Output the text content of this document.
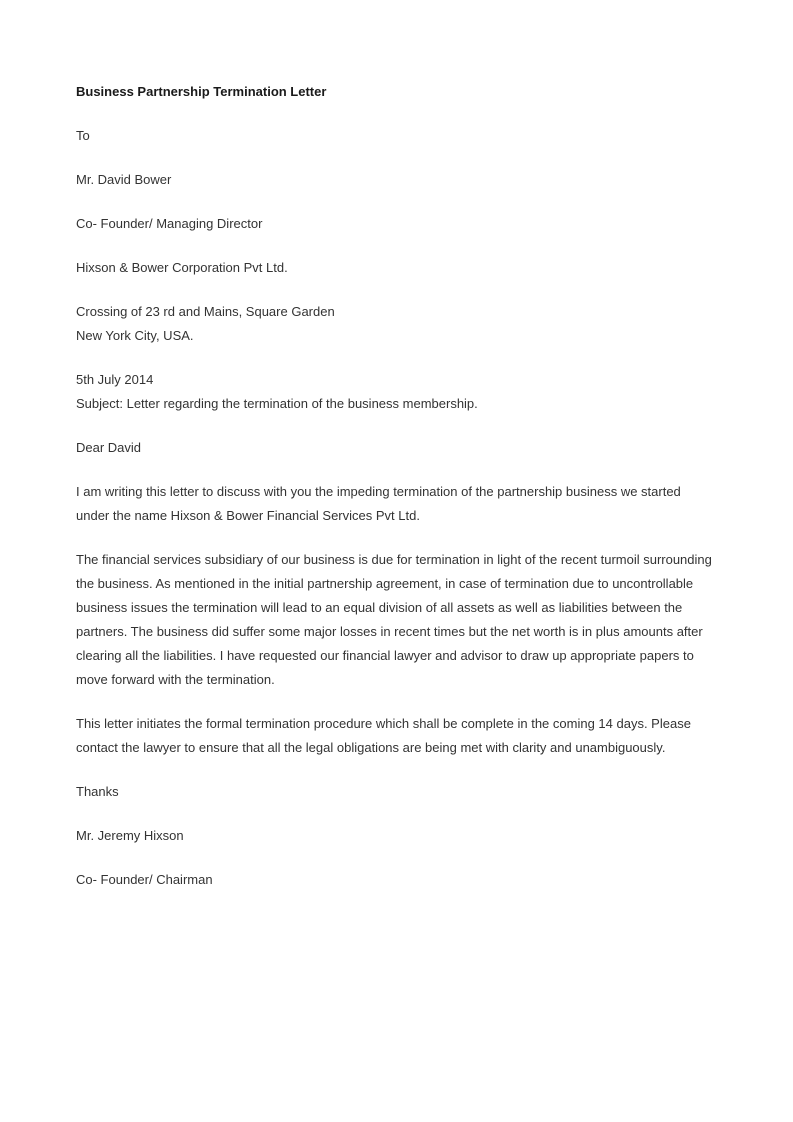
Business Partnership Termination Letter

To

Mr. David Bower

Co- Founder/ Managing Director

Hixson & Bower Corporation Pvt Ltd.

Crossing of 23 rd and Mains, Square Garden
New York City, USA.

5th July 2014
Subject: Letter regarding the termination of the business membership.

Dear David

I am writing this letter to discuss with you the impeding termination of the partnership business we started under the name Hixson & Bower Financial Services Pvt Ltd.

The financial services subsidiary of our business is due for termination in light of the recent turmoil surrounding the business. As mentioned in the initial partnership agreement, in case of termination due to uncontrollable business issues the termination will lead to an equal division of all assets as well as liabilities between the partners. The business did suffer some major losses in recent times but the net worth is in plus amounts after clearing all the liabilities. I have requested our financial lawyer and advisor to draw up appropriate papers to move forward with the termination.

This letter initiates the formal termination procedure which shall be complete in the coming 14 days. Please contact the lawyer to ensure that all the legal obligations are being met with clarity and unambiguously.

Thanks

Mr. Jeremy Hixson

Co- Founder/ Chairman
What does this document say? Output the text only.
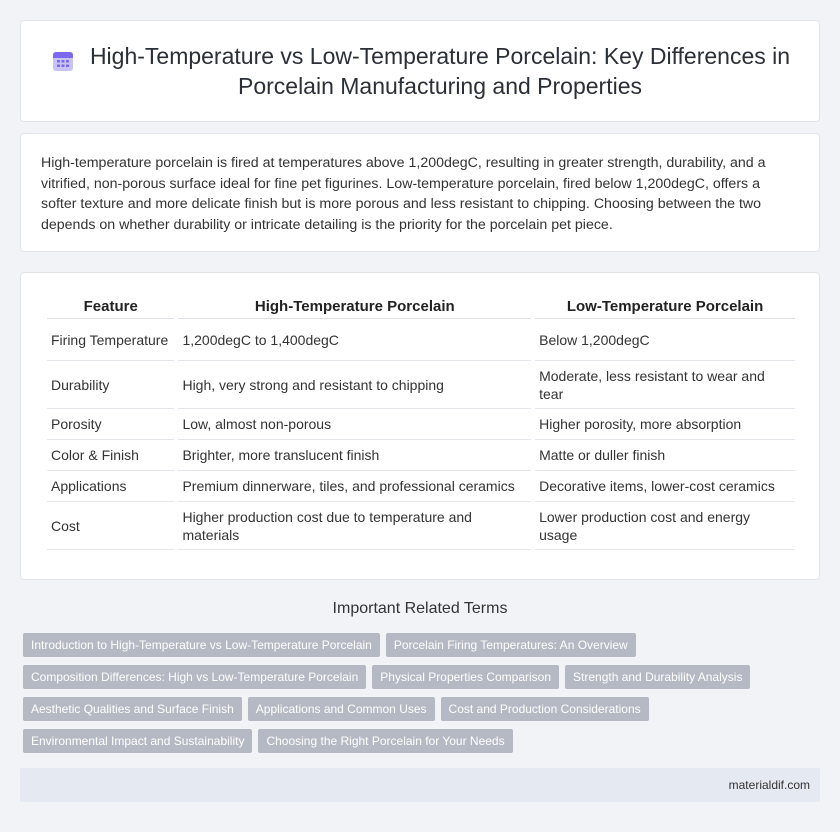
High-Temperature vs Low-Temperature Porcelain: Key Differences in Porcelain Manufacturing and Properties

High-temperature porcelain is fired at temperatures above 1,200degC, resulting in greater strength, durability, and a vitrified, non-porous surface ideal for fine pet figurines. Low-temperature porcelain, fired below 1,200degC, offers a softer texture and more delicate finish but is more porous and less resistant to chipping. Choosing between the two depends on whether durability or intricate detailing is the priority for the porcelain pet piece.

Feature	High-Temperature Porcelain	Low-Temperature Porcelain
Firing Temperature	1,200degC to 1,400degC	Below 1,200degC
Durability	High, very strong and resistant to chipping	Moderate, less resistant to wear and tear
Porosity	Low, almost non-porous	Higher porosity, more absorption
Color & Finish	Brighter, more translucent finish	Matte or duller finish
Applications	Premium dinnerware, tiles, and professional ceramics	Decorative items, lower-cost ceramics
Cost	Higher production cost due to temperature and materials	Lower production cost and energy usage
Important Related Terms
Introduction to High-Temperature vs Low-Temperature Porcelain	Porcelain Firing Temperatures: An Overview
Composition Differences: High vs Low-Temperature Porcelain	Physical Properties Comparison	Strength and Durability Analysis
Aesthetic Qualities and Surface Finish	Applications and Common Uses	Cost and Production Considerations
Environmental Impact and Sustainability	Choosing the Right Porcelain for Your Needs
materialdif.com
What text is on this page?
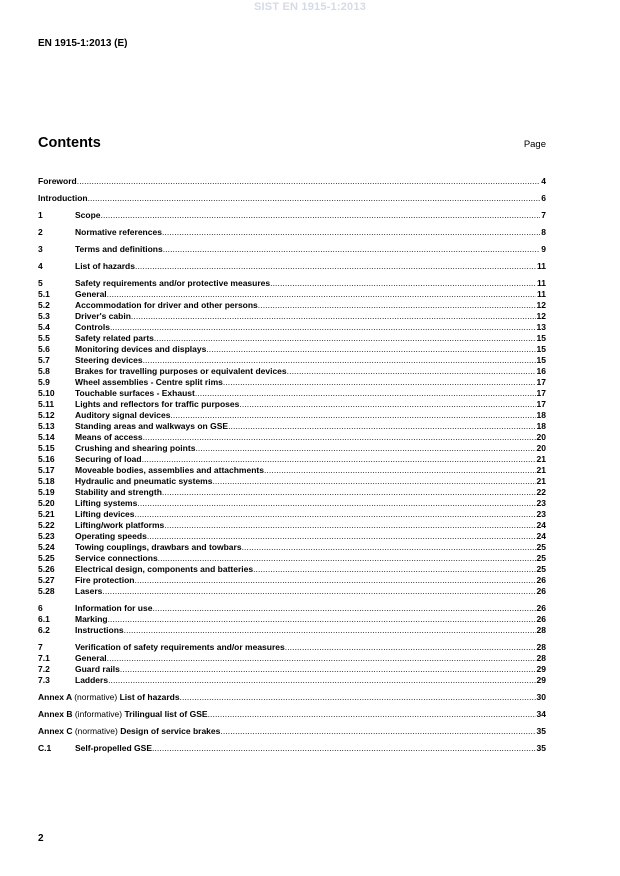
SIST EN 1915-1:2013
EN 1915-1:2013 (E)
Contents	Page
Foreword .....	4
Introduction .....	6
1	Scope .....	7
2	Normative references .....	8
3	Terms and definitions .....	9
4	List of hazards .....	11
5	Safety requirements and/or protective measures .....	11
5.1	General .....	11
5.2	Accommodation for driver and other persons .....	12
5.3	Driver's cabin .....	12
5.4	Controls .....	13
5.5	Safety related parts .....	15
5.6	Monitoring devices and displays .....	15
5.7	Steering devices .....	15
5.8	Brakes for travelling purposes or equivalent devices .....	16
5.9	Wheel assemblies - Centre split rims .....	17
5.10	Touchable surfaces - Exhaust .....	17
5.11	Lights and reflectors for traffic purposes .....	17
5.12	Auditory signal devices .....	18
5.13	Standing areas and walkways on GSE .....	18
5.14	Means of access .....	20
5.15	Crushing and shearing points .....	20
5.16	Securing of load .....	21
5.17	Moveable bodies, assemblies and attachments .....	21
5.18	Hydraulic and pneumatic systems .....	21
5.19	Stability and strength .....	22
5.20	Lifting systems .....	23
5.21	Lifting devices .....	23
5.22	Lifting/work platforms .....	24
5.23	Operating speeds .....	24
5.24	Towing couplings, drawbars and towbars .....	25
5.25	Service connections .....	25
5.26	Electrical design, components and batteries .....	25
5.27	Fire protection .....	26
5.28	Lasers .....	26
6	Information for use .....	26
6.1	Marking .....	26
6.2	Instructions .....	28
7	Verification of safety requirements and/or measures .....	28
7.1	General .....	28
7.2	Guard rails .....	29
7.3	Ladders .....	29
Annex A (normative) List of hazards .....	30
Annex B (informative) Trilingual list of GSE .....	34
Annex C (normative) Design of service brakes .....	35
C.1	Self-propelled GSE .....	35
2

++++++++++++++++++++

◆ **Aim of the exercise**: Transcribe every entry above exactly. Omit all pictures.

◆ **Correct response**:
Output the text content of this document.
Business Partnership Termination Letter

To

Mr. David Bower

Co- Founder/ Managing Director

Hixson & Bower Corporation Pvt Ltd.

Crossing of 23 rd and Mains, Square Garden
New York City, USA.

5th July 2014
Subject: Letter regarding the termination of the business membership.

Dear David

I am writing this letter to discuss with you the impeding termination of the partnership business we started under the name Hixson & Bower Financial Services Pvt Ltd.

The financial services subsidiary of our business is due for termination in light of the recent turmoil surrounding the business. As mentioned in the initial partnership agreement, in case of termination due to uncontrollable business issues the termination will lead to an equal division of all assets as well as liabilities between the partners. The business did suffer some major losses in recent times but the net worth is in plus amounts after clearing all the liabilities. I have requested our financial lawyer and advisor to draw up appropriate papers to move forward with the termination.

This letter initiates the formal termination procedure which shall be complete in the coming 14 days. Please contact the lawyer to ensure that all the legal obligations are being met with clarity and unambiguously.

Thanks

Mr. Jeremy Hixson

Co- Founder/ Chairman
What does this document say? Output the text only.
High-Temperature vs Low-Temperature Porcelain: Key Differences in Porcelain Manufacturing and Properties

High-temperature porcelain is fired at temperatures above 1,200degC, resulting in greater strength, durability, and a vitrified, non-porous surface ideal for fine pet figurines. Low-temperature porcelain, fired below 1,200degC, offers a softer texture and more delicate finish but is more porous and less resistant to chipping. Choosing between the two depends on whether durability or intricate detailing is the priority for the porcelain pet piece.

Feature	High-Temperature Porcelain	Low-Temperature Porcelain
Firing Temperature	1,200degC to 1,400degC	Below 1,200degC
Durability	High, very strong and resistant to chipping	Moderate, less resistant to wear and tear
Porosity	Low, almost non-porous	Higher porosity, more absorption
Color & Finish	Brighter, more translucent finish	Matte or duller finish
Applications	Premium dinnerware, tiles, and professional ceramics	Decorative items, lower-cost ceramics
Cost	Higher production cost due to temperature and materials	Lower production cost and energy usage
Important Related Terms
Introduction to High-Temperature vs Low-Temperature Porcelain	Porcelain Firing Temperatures: An Overview
Composition Differences: High vs Low-Temperature Porcelain	Physical Properties Comparison	Strength and Durability Analysis
Aesthetic Qualities and Surface Finish	Applications and Common Uses	Cost and Production Considerations
Environmental Impact and Sustainability	Choosing the Right Porcelain for Your Needs
materialdif.com
What text is on this page?
SIST EN 1915-1:2013
EN 1915-1:2013 (E)
Contents	Page
Foreword .....	4
Introduction .....	6
1	Scope .....	7
2	Normative references .....	8
3	Terms and definitions .....	9
4	List of hazards .....	11
5	Safety requirements and/or protective measures .....	11
5.1	General .....	11
5.2	Accommodation for driver and other persons .....	12
5.3	Driver's cabin .....	12
5.4	Controls .....	13
5.5	Safety related parts .....	15
5.6	Monitoring devices and displays .....	15
5.7	Steering devices .....	15
5.8	Brakes for travelling purposes or equivalent devices .....	16
5.9	Wheel assemblies - Centre split rims .....	17
5.10	Touchable surfaces - Exhaust .....	17
5.11	Lights and reflectors for traffic purposes .....	17
5.12	Auditory signal devices .....	18
5.13	Standing areas and walkways on GSE .....	18
5.14	Means of access .....	20
5.15	Crushing and shearing points .....	20
5.16	Securing of load .....	21
5.17	Moveable bodies, assemblies and attachments .....	21
5.18	Hydraulic and pneumatic systems .....	21
5.19	Stability and strength .....	22
5.20	Lifting systems .....	23
5.21	Lifting devices .....	23
5.22	Lifting/work platforms .....	24
5.23	Operating speeds .....	24
5.24	Towing couplings, drawbars and towbars .....	25
5.25	Service connections .....	25
5.26	Electrical design, components and batteries .....	25
5.27	Fire protection .....	26
5.28	Lasers .....	26
6	Information for use .....	26
6.1	Marking .....	26
6.2	Instructions .....	28
7	Verification of safety requirements and/or measures .....	28
7.1	General .....	28
7.2	Guard rails .....	29
7.3	Ladders .....	29
Annex A (normative) List of hazards .....	30
Annex B (informative) Trilingual list of GSE .....	34
Annex C (normative) Design of service brakes .....	35
C.1	Self-propelled GSE .....	35
2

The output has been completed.